%%
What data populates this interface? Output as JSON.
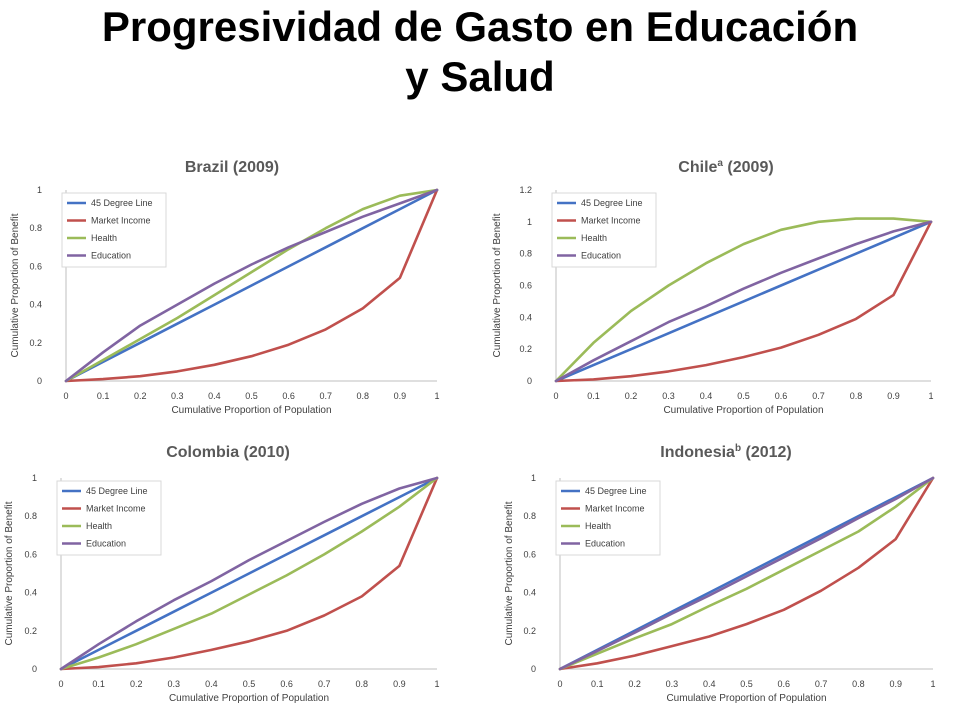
{
  "page_title_line1": "Progresividad de Gasto en Educación",
  "page_title_line2": "y Salud",
  "colors": {
    "45 Degree Line": "#4472C4",
    "Market Income": "#C0504D",
    "Health": "#9BBB59",
    "Education": "#8064A2"
  },
  "chart_data": [
    {
      "type": "line",
      "title": "Brazil (2009)",
      "title_superscript": "",
      "xlabel": "Cumulative Proportion of Population",
      "ylabel": "Cumulative Proportion of Benefit",
      "x": [
        0,
        0.1,
        0.2,
        0.3,
        0.4,
        0.5,
        0.6,
        0.7,
        0.8,
        0.9,
        1
      ],
      "xticks": [
        "0",
        "0.1",
        "0.2",
        "0.3",
        "0.4",
        "0.5",
        "0.6",
        "0.7",
        "0.8",
        "0.9",
        "1"
      ],
      "yticks": [
        "0",
        "0.2",
        "0.4",
        "0.6",
        "0.8",
        "1"
      ],
      "ylim": [
        0,
        1
      ],
      "legend_position": "top-left",
      "series": [
        {
          "name": "45 Degree Line",
          "values": [
            0,
            0.1,
            0.2,
            0.3,
            0.4,
            0.5,
            0.6,
            0.7,
            0.8,
            0.9,
            1
          ]
        },
        {
          "name": "Market Income",
          "values": [
            0,
            0.01,
            0.025,
            0.05,
            0.085,
            0.13,
            0.19,
            0.27,
            0.38,
            0.54,
            1
          ]
        },
        {
          "name": "Health",
          "values": [
            0,
            0.11,
            0.22,
            0.33,
            0.45,
            0.57,
            0.69,
            0.8,
            0.9,
            0.97,
            1
          ]
        },
        {
          "name": "Education",
          "values": [
            0,
            0.15,
            0.29,
            0.4,
            0.51,
            0.61,
            0.7,
            0.78,
            0.86,
            0.93,
            1
          ]
        }
      ]
    },
    {
      "type": "line",
      "title": "Chile (2009)",
      "title_superscript": "a",
      "xlabel": "Cumulative Proportion of Population",
      "ylabel": "Cumulative Proportion of Benefit",
      "x": [
        0,
        0.1,
        0.2,
        0.3,
        0.4,
        0.5,
        0.6,
        0.7,
        0.8,
        0.9,
        1
      ],
      "xticks": [
        "0",
        "0.1",
        "0.2",
        "0.3",
        "0.4",
        "0.5",
        "0.6",
        "0.7",
        "0.8",
        "0.9",
        "1"
      ],
      "yticks": [
        "0",
        "0.2",
        "0.4",
        "0.6",
        "0.8",
        "1",
        "1.2"
      ],
      "ylim": [
        0,
        1.2
      ],
      "legend_position": "top-left",
      "series": [
        {
          "name": "45 Degree Line",
          "values": [
            0,
            0.1,
            0.2,
            0.3,
            0.4,
            0.5,
            0.6,
            0.7,
            0.8,
            0.9,
            1
          ]
        },
        {
          "name": "Market Income",
          "values": [
            0,
            0.01,
            0.03,
            0.06,
            0.1,
            0.15,
            0.21,
            0.29,
            0.39,
            0.54,
            1
          ]
        },
        {
          "name": "Health",
          "values": [
            0,
            0.24,
            0.44,
            0.6,
            0.74,
            0.86,
            0.95,
            1.0,
            1.02,
            1.02,
            1
          ]
        },
        {
          "name": "Education",
          "values": [
            0,
            0.13,
            0.25,
            0.37,
            0.47,
            0.58,
            0.68,
            0.77,
            0.86,
            0.94,
            1
          ]
        }
      ]
    },
    {
      "type": "line",
      "title": "Colombia (2010)",
      "title_superscript": "",
      "xlabel": "Cumulative Proportion of Population",
      "ylabel": "Cumulative Proportion of Benefit",
      "x": [
        0,
        0.1,
        0.2,
        0.3,
        0.4,
        0.5,
        0.6,
        0.7,
        0.8,
        0.9,
        1
      ],
      "xticks": [
        "0",
        "0.1",
        "0.2",
        "0.3",
        "0.4",
        "0.5",
        "0.6",
        "0.7",
        "0.8",
        "0.9",
        "1"
      ],
      "yticks": [
        "0",
        "0.2",
        "0.4",
        "0.6",
        "0.8",
        "1"
      ],
      "ylim": [
        0,
        1
      ],
      "legend_position": "top-left",
      "series": [
        {
          "name": "45 Degree Line",
          "values": [
            0,
            0.1,
            0.2,
            0.3,
            0.4,
            0.5,
            0.6,
            0.7,
            0.8,
            0.9,
            1
          ]
        },
        {
          "name": "Market Income",
          "values": [
            0,
            0.01,
            0.03,
            0.06,
            0.1,
            0.145,
            0.2,
            0.28,
            0.38,
            0.54,
            1
          ]
        },
        {
          "name": "Health",
          "values": [
            0,
            0.06,
            0.13,
            0.21,
            0.29,
            0.39,
            0.49,
            0.6,
            0.72,
            0.85,
            1
          ]
        },
        {
          "name": "Education",
          "values": [
            0,
            0.13,
            0.25,
            0.36,
            0.46,
            0.57,
            0.67,
            0.77,
            0.865,
            0.945,
            1
          ]
        }
      ]
    },
    {
      "type": "line",
      "title": "Indonesia (2012)",
      "title_superscript": "b",
      "xlabel": "Cumulative Proportion of Population",
      "ylabel": "Cumulative Proportion of Benefit",
      "x": [
        0,
        0.1,
        0.2,
        0.3,
        0.4,
        0.5,
        0.6,
        0.7,
        0.8,
        0.9,
        1
      ],
      "xticks": [
        "0",
        "0.1",
        "0.2",
        "0.3",
        "0.4",
        "0.5",
        "0.6",
        "0.7",
        "0.8",
        "0.9",
        "1"
      ],
      "yticks": [
        "0",
        "0.2",
        "0.4",
        "0.6",
        "0.8",
        "1"
      ],
      "ylim": [
        0,
        1
      ],
      "legend_position": "top-left",
      "series": [
        {
          "name": "45 Degree Line",
          "values": [
            0,
            0.1,
            0.2,
            0.3,
            0.4,
            0.5,
            0.6,
            0.7,
            0.8,
            0.9,
            1
          ]
        },
        {
          "name": "Market Income",
          "values": [
            0,
            0.03,
            0.07,
            0.12,
            0.17,
            0.235,
            0.31,
            0.41,
            0.53,
            0.68,
            1
          ]
        },
        {
          "name": "Health",
          "values": [
            0,
            0.08,
            0.16,
            0.235,
            0.33,
            0.42,
            0.52,
            0.62,
            0.72,
            0.85,
            1
          ]
        },
        {
          "name": "Education",
          "values": [
            0,
            0.095,
            0.19,
            0.29,
            0.385,
            0.485,
            0.585,
            0.685,
            0.79,
            0.89,
            1
          ]
        }
      ]
    }
  ]
}
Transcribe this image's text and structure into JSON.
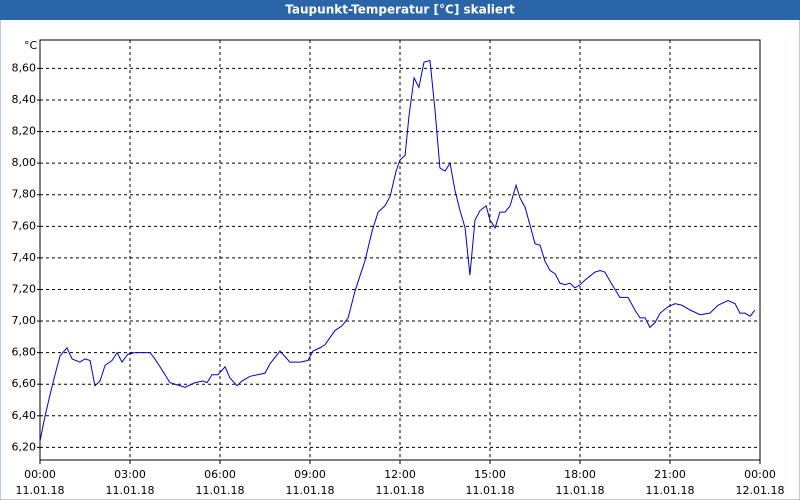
{
  "chart_data": {
    "type": "line",
    "title": "Taupunkt-Temperatur [°C] skaliert",
    "y_label": "°C",
    "color": "#0000c8",
    "grid": true,
    "xlim": [
      0,
      24
    ],
    "ylim": [
      6.12,
      8.78
    ],
    "xticks": [
      {
        "value": 0,
        "label": "00:00",
        "date": "11.01.18"
      },
      {
        "value": 3,
        "label": "03:00",
        "date": "11.01.18"
      },
      {
        "value": 6,
        "label": "06:00",
        "date": "11.01.18"
      },
      {
        "value": 9,
        "label": "09:00",
        "date": "11.01.18"
      },
      {
        "value": 12,
        "label": "12:00",
        "date": "11.01.18"
      },
      {
        "value": 15,
        "label": "15:00",
        "date": "11.01.18"
      },
      {
        "value": 18,
        "label": "18:00",
        "date": "11.01.18"
      },
      {
        "value": 21,
        "label": "21:00",
        "date": "11.01.18"
      },
      {
        "value": 24,
        "label": "00:00",
        "date": "12.01.18"
      }
    ],
    "yticks": [
      {
        "value": 6.2,
        "label": "6,20"
      },
      {
        "value": 6.4,
        "label": "6,40"
      },
      {
        "value": 6.6,
        "label": "6,60"
      },
      {
        "value": 6.8,
        "label": "6,80"
      },
      {
        "value": 7.0,
        "label": "7,00"
      },
      {
        "value": 7.2,
        "label": "7,20"
      },
      {
        "value": 7.4,
        "label": "7,40"
      },
      {
        "value": 7.6,
        "label": "7,60"
      },
      {
        "value": 7.8,
        "label": "7,80"
      },
      {
        "value": 8.0,
        "label": "8,00"
      },
      {
        "value": 8.2,
        "label": "8,20"
      },
      {
        "value": 8.4,
        "label": "8,40"
      },
      {
        "value": 8.6,
        "label": "8,60"
      }
    ],
    "x": [
      0,
      0.17,
      0.33,
      0.5,
      0.67,
      0.9,
      1.07,
      1.33,
      1.5,
      1.67,
      1.83,
      2,
      2.17,
      2.4,
      2.57,
      2.73,
      2.93,
      3.17,
      3.67,
      3.83,
      4.07,
      4.33,
      4.67,
      4.83,
      5.17,
      5.43,
      5.57,
      5.73,
      5.93,
      6.17,
      6.33,
      6.57,
      6.73,
      7,
      7.5,
      7.67,
      8,
      8.33,
      8.67,
      8.93,
      9.1,
      9.33,
      9.5,
      9.83,
      10.07,
      10.27,
      10.5,
      10.83,
      11.07,
      11.27,
      11.5,
      11.67,
      11.87,
      12,
      12.17,
      12.3,
      12.47,
      12.63,
      12.8,
      13,
      13.17,
      13.33,
      13.5,
      13.67,
      13.83,
      14,
      14.17,
      14.33,
      14.5,
      14.67,
      14.87,
      15,
      15.17,
      15.33,
      15.5,
      15.67,
      15.87,
      16,
      16.17,
      16.33,
      16.5,
      16.67,
      16.83,
      17,
      17.17,
      17.33,
      17.5,
      17.67,
      17.83,
      18,
      18.17,
      18.5,
      18.67,
      18.83,
      19.07,
      19.33,
      19.6,
      19.83,
      20,
      20.17,
      20.33,
      20.5,
      20.67,
      20.93,
      21.17,
      21.4,
      21.67,
      22,
      22.33,
      22.6,
      22.93,
      23.17,
      23.33,
      23.5,
      23.67,
      23.83
    ],
    "values": [
      6.24,
      6.4,
      6.53,
      6.66,
      6.78,
      6.83,
      6.76,
      6.74,
      6.76,
      6.75,
      6.59,
      6.62,
      6.72,
      6.75,
      6.8,
      6.74,
      6.79,
      6.8,
      6.8,
      6.76,
      6.69,
      6.61,
      6.59,
      6.58,
      6.61,
      6.62,
      6.61,
      6.66,
      6.66,
      6.71,
      6.64,
      6.59,
      6.62,
      6.65,
      6.67,
      6.73,
      6.81,
      6.74,
      6.74,
      6.75,
      6.81,
      6.83,
      6.85,
      6.94,
      6.97,
      7.02,
      7.19,
      7.38,
      7.57,
      7.69,
      7.73,
      7.79,
      7.95,
      8.02,
      8.05,
      8.3,
      8.54,
      8.48,
      8.64,
      8.65,
      8.33,
      7.97,
      7.95,
      8.0,
      7.83,
      7.7,
      7.59,
      7.29,
      7.64,
      7.7,
      7.73,
      7.64,
      7.59,
      7.69,
      7.69,
      7.73,
      7.86,
      7.78,
      7.72,
      7.61,
      7.49,
      7.48,
      7.38,
      7.32,
      7.3,
      7.24,
      7.23,
      7.24,
      7.21,
      7.23,
      7.26,
      7.31,
      7.32,
      7.31,
      7.23,
      7.15,
      7.15,
      7.07,
      7.02,
      7.02,
      6.96,
      6.99,
      7.05,
      7.09,
      7.11,
      7.1,
      7.07,
      7.04,
      7.05,
      7.1,
      7.13,
      7.11,
      7.05,
      7.05,
      7.03,
      7.07
    ]
  }
}
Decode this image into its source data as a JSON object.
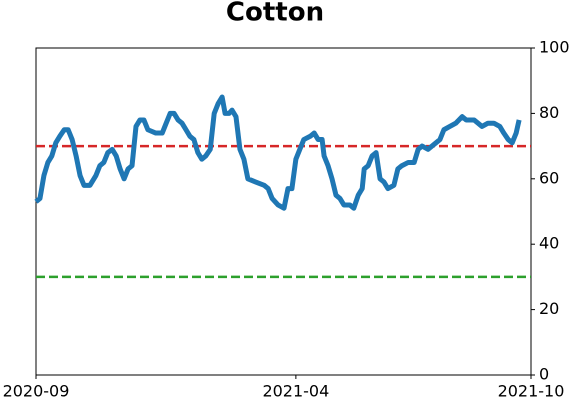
%%
**Problem**
Select and copy every line of the material that holds the string "image".

**Reply**
Transcribe this image's text and structure into JSON.
Decode this image into its source data as a JSON object.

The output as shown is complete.